→ **GIVEN TASK**
Your task is to copy the material exactly.

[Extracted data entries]

>> Start

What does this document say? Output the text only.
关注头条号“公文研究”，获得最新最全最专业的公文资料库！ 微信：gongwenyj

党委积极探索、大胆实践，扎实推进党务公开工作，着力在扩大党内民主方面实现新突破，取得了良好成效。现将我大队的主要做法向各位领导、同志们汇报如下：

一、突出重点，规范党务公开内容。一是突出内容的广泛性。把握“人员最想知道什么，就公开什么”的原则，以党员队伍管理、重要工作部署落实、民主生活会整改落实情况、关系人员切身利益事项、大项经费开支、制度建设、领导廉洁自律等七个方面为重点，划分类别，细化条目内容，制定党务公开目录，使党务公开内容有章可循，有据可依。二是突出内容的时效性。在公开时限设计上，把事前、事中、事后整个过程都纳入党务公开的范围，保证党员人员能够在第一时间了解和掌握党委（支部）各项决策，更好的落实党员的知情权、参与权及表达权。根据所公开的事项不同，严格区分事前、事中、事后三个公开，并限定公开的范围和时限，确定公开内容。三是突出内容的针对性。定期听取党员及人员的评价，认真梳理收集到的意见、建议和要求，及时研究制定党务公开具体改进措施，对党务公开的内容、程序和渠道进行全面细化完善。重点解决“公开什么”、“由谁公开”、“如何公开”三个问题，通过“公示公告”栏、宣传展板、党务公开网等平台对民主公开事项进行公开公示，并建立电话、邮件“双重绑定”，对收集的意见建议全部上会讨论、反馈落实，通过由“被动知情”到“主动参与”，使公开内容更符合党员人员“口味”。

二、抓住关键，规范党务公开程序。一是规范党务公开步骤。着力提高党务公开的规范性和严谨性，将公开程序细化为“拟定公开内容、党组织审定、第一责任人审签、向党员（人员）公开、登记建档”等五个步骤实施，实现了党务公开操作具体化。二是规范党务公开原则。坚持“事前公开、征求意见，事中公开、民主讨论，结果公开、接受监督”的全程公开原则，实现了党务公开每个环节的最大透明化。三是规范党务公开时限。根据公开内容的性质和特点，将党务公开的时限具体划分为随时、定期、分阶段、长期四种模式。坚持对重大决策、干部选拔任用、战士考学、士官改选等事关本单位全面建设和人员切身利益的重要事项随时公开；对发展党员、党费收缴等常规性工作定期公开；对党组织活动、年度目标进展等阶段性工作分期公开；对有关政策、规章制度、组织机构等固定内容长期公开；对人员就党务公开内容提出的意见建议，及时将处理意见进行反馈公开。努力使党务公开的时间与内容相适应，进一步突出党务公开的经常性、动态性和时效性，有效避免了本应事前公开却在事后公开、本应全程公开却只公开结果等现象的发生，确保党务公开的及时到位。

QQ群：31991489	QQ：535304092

>> End

→ **WRITTEN ANSWER**
What does this document say? Output the text only.
关注头条号“公文研究”，获得最新最全最专业的公文资料库！ 微信：gongwenyj

党委积极探索、大胆实践，扎实推进党务公开工作，着力在扩大党内民主方面实现新突破，取得了良好成效。现将我大队的主要做法向各位领导、同志们汇报如下：

一、突出重点，规范党务公开内容。一是突出内容的广泛性。把握“人员最想知道什么，就公开什么”的原则，以党员队伍管理、重要工作部署落实、民主生活会整改落实情况、关系人员切身利益事项、大项经费开支、制度建设、领导廉洁自律等七个方面为重点，划分类别，细化条目内容，制定党务公开目录，使党务公开内容有章可循，有据可依。二是突出内容的时效性。在公开时限设计上，把事前、事中、事后整个过程都纳入党务公开的范围，保证党员人员能够在第一时间了解和掌握党委（支部）各项决策，更好的落实党员的知情权、参与权及表达权。根据所公开的事项不同，严格区分事前、事中、事后三个公开，并限定公开的范围和时限，确定公开内容。三是突出内容的针对性。定期听取党员及人员的评价，认真梳理收集到的意见、建议和要求，及时研究制定党务公开具体改进措施，对党务公开的内容、程序和渠道进行全面细化完善。重点解决“公开什么”、“由谁公开”、“如何公开”三个问题，通过“公示公告”栏、宣传展板、党务公开网等平台对民主公开事项进行公开公示，并建立电话、邮件“双重绑定”，对收集的意见建议全部上会讨论、反馈落实，通过由“被动知情”到“主动参与”，使公开内容更符合党员人员“口味”。

二、抓住关键，规范党务公开程序。一是规范党务公开步骤。着力提高党务公开的规范性和严谨性，将公开程序细化为“拟定公开内容、党组织审定、第一责任人审签、向党员（人员）公开、登记建档”等五个步骤实施，实现了党务公开操作具体化。二是规范党务公开原则。坚持“事前公开、征求意见，事中公开、民主讨论，结果公开、接受监督”的全程公开原则，实现了党务公开每个环节的最大透明化。三是规范党务公开时限。根据公开内容的性质和特点，将党务公开的时限具体划分为随时、定期、分阶段、长期四种模式。坚持对重大决策、干部选拔任用、战士考学、士官改选等事关本单位全面建设和人员切身利益的重要事项随时公开；对发展党员、党费收缴等常规性工作定期公开；对党组织活动、年度目标进展等阶段性工作分期公开；对有关政策、规章制度、组织机构等固定内容长期公开；对人员就党务公开内容提出的意见建议，及时将处理意见进行反馈公开。努力使党务公开的时间与内容相适应，进一步突出党务公开的经常性、动态性和时效性，有效避免了本应事前公开却在事后公开、本应全程公开却只公开结果等现象的发生，确保党务公开的及时到位。

QQ群：31991489	QQ：535304092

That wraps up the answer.